**Provided data:**
___
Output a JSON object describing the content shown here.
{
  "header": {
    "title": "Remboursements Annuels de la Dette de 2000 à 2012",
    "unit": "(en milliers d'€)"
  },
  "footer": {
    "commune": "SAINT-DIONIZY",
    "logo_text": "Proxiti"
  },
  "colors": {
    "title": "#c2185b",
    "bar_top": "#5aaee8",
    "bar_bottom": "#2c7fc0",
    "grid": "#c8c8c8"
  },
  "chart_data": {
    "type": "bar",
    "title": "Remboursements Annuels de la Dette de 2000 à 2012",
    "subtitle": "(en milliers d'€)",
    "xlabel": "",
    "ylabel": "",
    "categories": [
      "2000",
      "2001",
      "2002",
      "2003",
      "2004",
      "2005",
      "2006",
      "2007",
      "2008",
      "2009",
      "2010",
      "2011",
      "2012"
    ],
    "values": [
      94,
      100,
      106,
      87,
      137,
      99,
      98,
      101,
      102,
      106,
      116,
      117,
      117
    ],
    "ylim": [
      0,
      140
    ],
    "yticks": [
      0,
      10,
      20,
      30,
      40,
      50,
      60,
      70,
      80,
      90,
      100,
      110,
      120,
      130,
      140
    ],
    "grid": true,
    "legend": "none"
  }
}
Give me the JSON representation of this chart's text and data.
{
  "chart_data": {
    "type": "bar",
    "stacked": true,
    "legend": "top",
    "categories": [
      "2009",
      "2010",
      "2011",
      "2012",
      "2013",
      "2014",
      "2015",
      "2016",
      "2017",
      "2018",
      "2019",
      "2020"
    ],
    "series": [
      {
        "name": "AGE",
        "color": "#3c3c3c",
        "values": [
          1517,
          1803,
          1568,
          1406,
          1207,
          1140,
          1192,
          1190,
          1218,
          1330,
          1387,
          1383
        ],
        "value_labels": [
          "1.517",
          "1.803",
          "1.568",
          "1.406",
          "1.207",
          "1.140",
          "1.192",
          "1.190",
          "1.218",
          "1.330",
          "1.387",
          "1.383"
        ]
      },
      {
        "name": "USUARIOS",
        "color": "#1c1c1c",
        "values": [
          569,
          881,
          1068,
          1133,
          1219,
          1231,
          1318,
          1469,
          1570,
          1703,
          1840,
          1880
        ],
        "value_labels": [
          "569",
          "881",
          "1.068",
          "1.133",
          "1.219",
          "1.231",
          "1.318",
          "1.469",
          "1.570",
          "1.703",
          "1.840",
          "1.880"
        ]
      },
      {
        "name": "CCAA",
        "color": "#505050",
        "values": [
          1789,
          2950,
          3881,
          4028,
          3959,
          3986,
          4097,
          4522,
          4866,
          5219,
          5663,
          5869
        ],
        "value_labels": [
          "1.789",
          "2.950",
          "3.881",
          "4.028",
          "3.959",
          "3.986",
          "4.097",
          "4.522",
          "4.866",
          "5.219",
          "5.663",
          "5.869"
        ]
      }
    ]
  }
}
___
**Instructions for the task:** From the records, copy every line that has the string "milliers" in it.

**The output:**
    "unit": "(en milliers d'€)"
    "subtitle": "(en milliers d'€)",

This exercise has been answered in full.